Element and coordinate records
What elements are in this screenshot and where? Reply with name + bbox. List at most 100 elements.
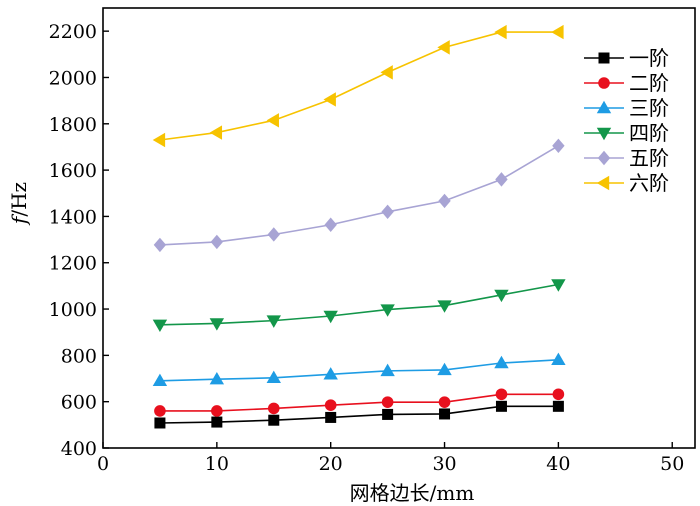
data-point <box>268 414 280 426</box>
data-point <box>438 193 451 209</box>
legend-item: 六阶 <box>584 171 669 195</box>
data-point <box>152 373 168 387</box>
data-point <box>211 416 223 428</box>
legend-item: 二阶 <box>584 71 669 95</box>
legend-item: 一阶 <box>584 46 669 70</box>
series-2 <box>154 388 565 417</box>
data-point <box>494 355 509 369</box>
data-point <box>267 227 280 242</box>
legend-label: 四阶 <box>629 121 669 145</box>
data-point <box>154 405 166 417</box>
series-4 <box>152 279 566 332</box>
data-point <box>552 400 564 412</box>
series-5 <box>153 138 565 253</box>
legend-label: 二阶 <box>629 71 669 95</box>
series-1 <box>154 400 564 429</box>
y-tick-label: 2000 <box>49 67 97 89</box>
y-tick-label: 1600 <box>49 160 97 182</box>
data-point <box>324 217 337 232</box>
data-point <box>552 388 565 401</box>
data-point <box>209 125 223 140</box>
x-tick-label: 20 <box>319 453 343 475</box>
data-point <box>324 399 337 411</box>
x-tick-label: 40 <box>546 453 570 475</box>
data-point <box>380 304 395 317</box>
data-point <box>152 132 166 148</box>
series-6 <box>152 24 564 148</box>
data-point <box>323 367 338 380</box>
legend-marker <box>597 150 611 166</box>
y-tick-label: 2200 <box>49 21 97 43</box>
data-point <box>551 279 566 292</box>
data-point <box>380 65 393 80</box>
data-point <box>381 204 394 219</box>
data-point <box>381 396 394 408</box>
legend-item: 四阶 <box>584 121 669 145</box>
series-line <box>159 283 559 326</box>
data-point <box>494 24 507 40</box>
series-line <box>159 405 559 424</box>
legend-item: 三阶 <box>584 96 669 120</box>
data-point <box>266 315 281 328</box>
data-point <box>209 318 225 331</box>
y-axis-title-unit: /Hz <box>7 182 31 217</box>
legend-label: 六阶 <box>629 171 669 195</box>
data-point <box>495 388 508 401</box>
x-axis-title: 网格边长/mm <box>350 481 475 505</box>
data-point <box>266 370 281 384</box>
y-tick-label: 600 <box>61 392 97 414</box>
data-point <box>495 172 508 187</box>
data-point <box>437 362 452 376</box>
data-point <box>494 289 509 303</box>
data-point <box>267 402 280 415</box>
legend-marker <box>596 175 610 191</box>
data-point <box>152 319 168 332</box>
data-point <box>209 372 225 385</box>
data-point <box>437 40 450 55</box>
data-point <box>439 408 451 420</box>
data-point <box>552 138 565 153</box>
data-point <box>438 396 451 408</box>
data-point <box>551 352 566 365</box>
x-tick-label: 30 <box>432 453 456 475</box>
series-line <box>159 145 559 246</box>
legend-marker <box>598 77 610 89</box>
x-tick-label: 10 <box>205 453 229 475</box>
data-point <box>325 411 337 423</box>
legend-marker <box>598 52 610 64</box>
legend-item: 五阶 <box>584 146 669 170</box>
legend-label: 一阶 <box>629 46 669 70</box>
legend-label: 三阶 <box>629 96 669 120</box>
data-point <box>266 113 279 128</box>
data-point <box>323 310 338 324</box>
series-line <box>159 393 559 412</box>
y-tick-label: 1000 <box>49 299 97 321</box>
data-point <box>437 300 452 313</box>
y-tick-label: 800 <box>61 345 97 367</box>
y-tick-label: 1800 <box>49 114 97 136</box>
data-point <box>153 237 167 253</box>
y-axis-title: f/Hz <box>7 182 31 226</box>
data-point <box>211 405 223 417</box>
y-tick-label: 400 <box>61 438 97 460</box>
legend-marker <box>596 127 612 141</box>
data-point <box>323 92 336 107</box>
y-tick-label: 1200 <box>49 253 97 275</box>
data-point <box>380 363 395 377</box>
data-point <box>551 24 564 40</box>
x-tick-label: 50 <box>660 453 684 475</box>
legend-label: 五阶 <box>629 146 669 170</box>
plot-frame <box>102 7 696 449</box>
y-tick-label: 1400 <box>49 206 97 228</box>
data-point <box>495 400 507 412</box>
series-line <box>159 358 559 382</box>
legend-marker <box>596 100 612 114</box>
x-tick-label: 0 <box>97 453 109 475</box>
data-point <box>154 417 166 429</box>
series-3 <box>152 352 566 387</box>
series-line <box>159 31 559 141</box>
data-point <box>382 408 394 420</box>
data-point <box>210 234 224 250</box>
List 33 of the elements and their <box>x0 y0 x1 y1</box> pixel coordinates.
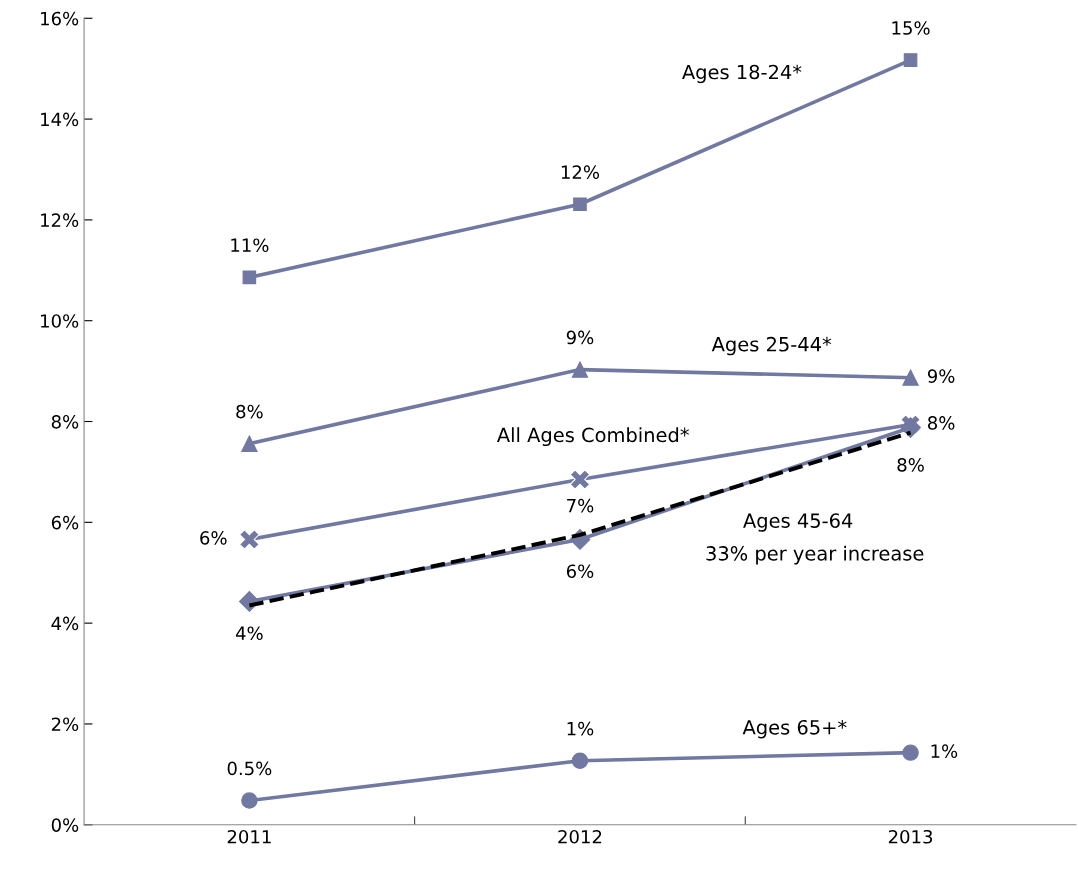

> [Requirement] Return every line of these items word for word, but leave out the pictures.

> [Response to the exercise]
What elements are in this screenshot and where? Reply with name + bbox. List at most 100 elements.
data-point <box>268 414 280 426</box>
data-point <box>438 193 451 209</box>
legend-item: 六阶 <box>584 171 669 195</box>
data-point <box>152 373 168 387</box>
data-point <box>211 416 223 428</box>
legend-item: 二阶 <box>584 71 669 95</box>
legend-item: 一阶 <box>584 46 669 70</box>
series-2 <box>154 388 565 417</box>
data-point <box>494 355 509 369</box>
data-point <box>267 227 280 242</box>
legend-label: 四阶 <box>629 121 669 145</box>
data-point <box>154 405 166 417</box>
series-4 <box>152 279 566 332</box>
data-point <box>552 400 564 412</box>
series-5 <box>153 138 565 253</box>
legend-label: 二阶 <box>629 71 669 95</box>
series-1 <box>154 400 564 429</box>
y-tick-label: 2000 <box>49 67 97 89</box>
y-tick-label: 1600 <box>49 160 97 182</box>
data-point <box>324 217 337 232</box>
data-point <box>552 388 565 401</box>
data-point <box>209 125 223 140</box>
x-tick-label: 20 <box>319 453 343 475</box>
data-point <box>324 399 337 411</box>
x-tick-label: 40 <box>546 453 570 475</box>
data-point <box>380 304 395 317</box>
data-point <box>152 132 166 148</box>
series-6 <box>152 24 564 148</box>
data-point <box>323 367 338 380</box>
legend-marker <box>597 150 611 166</box>
y-tick-label: 2200 <box>49 21 97 43</box>
data-point <box>551 279 566 292</box>
data-point <box>380 65 393 80</box>
data-point <box>381 204 394 219</box>
data-point <box>381 396 394 408</box>
legend-item: 四阶 <box>584 121 669 145</box>
series-line <box>159 283 559 326</box>
data-point <box>494 24 507 40</box>
series-line <box>159 405 559 424</box>
legend-item: 三阶 <box>584 96 669 120</box>
data-point <box>266 315 281 328</box>
data-point <box>209 318 225 331</box>
y-axis-title-unit: /Hz <box>7 182 31 217</box>
legend-label: 六阶 <box>629 171 669 195</box>
data-point <box>495 388 508 401</box>
x-axis-title: 网格边长/mm <box>350 481 475 505</box>
data-point <box>266 370 281 384</box>
y-tick-label: 600 <box>61 392 97 414</box>
data-point <box>495 172 508 187</box>
data-point <box>437 362 452 376</box>
data-point <box>494 289 509 303</box>
data-point <box>267 402 280 415</box>
legend-marker <box>596 175 610 191</box>
data-point <box>152 319 168 332</box>
data-point <box>209 372 225 385</box>
data-point <box>437 40 450 55</box>
data-point <box>439 408 451 420</box>
data-point <box>552 138 565 153</box>
data-point <box>438 396 451 408</box>
data-point <box>551 352 566 365</box>
x-tick-label: 30 <box>432 453 456 475</box>
series-line <box>159 145 559 246</box>
legend-marker <box>598 77 610 89</box>
x-tick-label: 10 <box>205 453 229 475</box>
data-point <box>325 411 337 423</box>
legend-marker <box>598 52 610 64</box>
legend-item: 五阶 <box>584 146 669 170</box>
legend-label: 一阶 <box>629 46 669 70</box>
legend-label: 三阶 <box>629 96 669 120</box>
data-point <box>266 113 279 128</box>
data-point <box>323 310 338 324</box>
series-line <box>159 393 559 412</box>
y-tick-label: 1000 <box>49 299 97 321</box>
data-point <box>437 300 452 313</box>
y-tick-label: 800 <box>61 345 97 367</box>
y-tick-label: 1800 <box>49 114 97 136</box>
data-point <box>153 237 167 253</box>
y-axis-title: f/Hz <box>7 182 31 226</box>
data-point <box>211 405 223 417</box>
y-tick-label: 400 <box>61 438 97 460</box>
legend-marker <box>596 127 612 141</box>
data-point <box>323 92 336 107</box>
y-tick-label: 1200 <box>49 253 97 275</box>
data-point <box>380 363 395 377</box>
data-point <box>551 24 564 40</box>
x-tick-label: 50 <box>660 453 684 475</box>
legend-label: 五阶 <box>629 146 669 170</box>
plot-frame <box>102 7 696 449</box>
y-tick-label: 1400 <box>49 206 97 228</box>
data-point <box>495 400 507 412</box>
series-line <box>159 358 559 382</box>
legend-marker <box>596 100 612 114</box>
x-tick-label: 0 <box>97 453 109 475</box>
data-point <box>154 417 166 429</box>
series-3 <box>152 352 566 387</box>
series-line <box>159 31 559 141</box>
data-point <box>382 408 394 420</box>
data-point <box>210 234 224 250</box>
List 33 of the elements and their <box>x0 y0 x1 y1</box> pixel coordinates.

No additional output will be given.